**Try it:** Each line that includes "Neurosen" must be copied from the records.

**Stored data:**
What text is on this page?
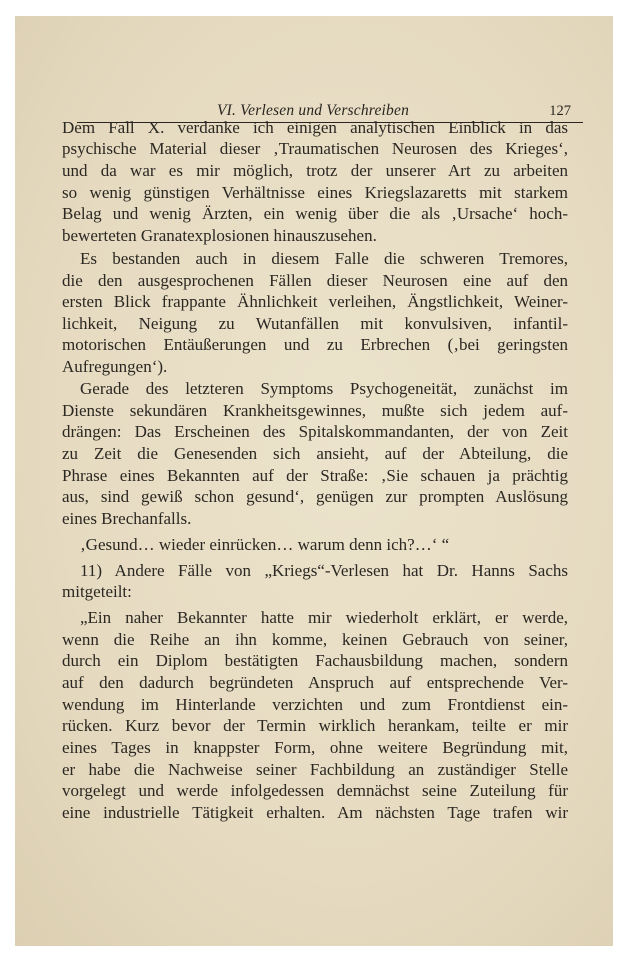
VI. Verlesen und Verschreiben	127
Dem Fall X. verdanke ich einigen analytischen Einblick in das
psychische Material dieser ‚Traumatischen Neurosen des Krieges‘,
und da war es mir möglich, trotz der unserer Art zu arbeiten
so wenig günstigen Verhältnisse eines Kriegslazaretts mit starkem
Belag und wenig Ärzten, ein wenig über die als ‚Ursache‘ hoch-
bewerteten Granatexplosionen hinauszusehen.
Es bestanden auch in diesem Falle die schweren Tremores,
die den ausgesprochenen Fällen dieser Neurosen eine auf den
ersten Blick frappante Ähnlichkeit verleihen, Ängstlichkeit, Weiner-
lichkeit, Neigung zu Wutanfällen mit konvulsiven, infantil-
motorischen Entäußerungen und zu Erbrechen (‚bei geringsten
Aufregungen‘).
Gerade des letzteren Symptoms Psychogeneität, zunächst im
Dienste sekundären Krankheitsgewinnes, mußte sich jedem auf-
drängen: Das Erscheinen des Spitalskommandanten, der von Zeit
zu Zeit die Genesenden sich ansieht, auf der Abteilung, die
Phrase eines Bekannten auf der Straße: ‚Sie schauen ja prächtig
aus, sind gewiß schon gesund‘, genügen zur prompten Auslösung
eines Brechanfalls.
‚Gesund… wieder einrücken… warum denn ich?…‘ “
11) Andere Fälle von „Kriegs“-Verlesen hat Dr. Hanns Sachs
mitgeteilt:
„Ein naher Bekannter hatte mir wiederholt erklärt, er werde,
wenn die Reihe an ihn komme, keinen Gebrauch von seiner,
durch ein Diplom bestätigten Fachausbildung machen, sondern
auf den dadurch begründeten Anspruch auf entsprechende Ver-
wendung im Hinterlande verzichten und zum Frontdienst ein-
rücken. Kurz bevor der Termin wirklich herankam, teilte er mir
eines Tages in knappster Form, ohne weitere Begründung mit,
er habe die Nachweise seiner Fachbildung an zuständiger Stelle
vorgelegt und werde infolgedessen demnächst seine Zuteilung für
eine industrielle Tätigkeit erhalten. Am nächsten Tage trafen wir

**Task answer:**
psychische Material dieser ‚Traumatischen Neurosen des Krieges‘,
die den ausgesprochenen Fällen dieser Neurosen eine auf den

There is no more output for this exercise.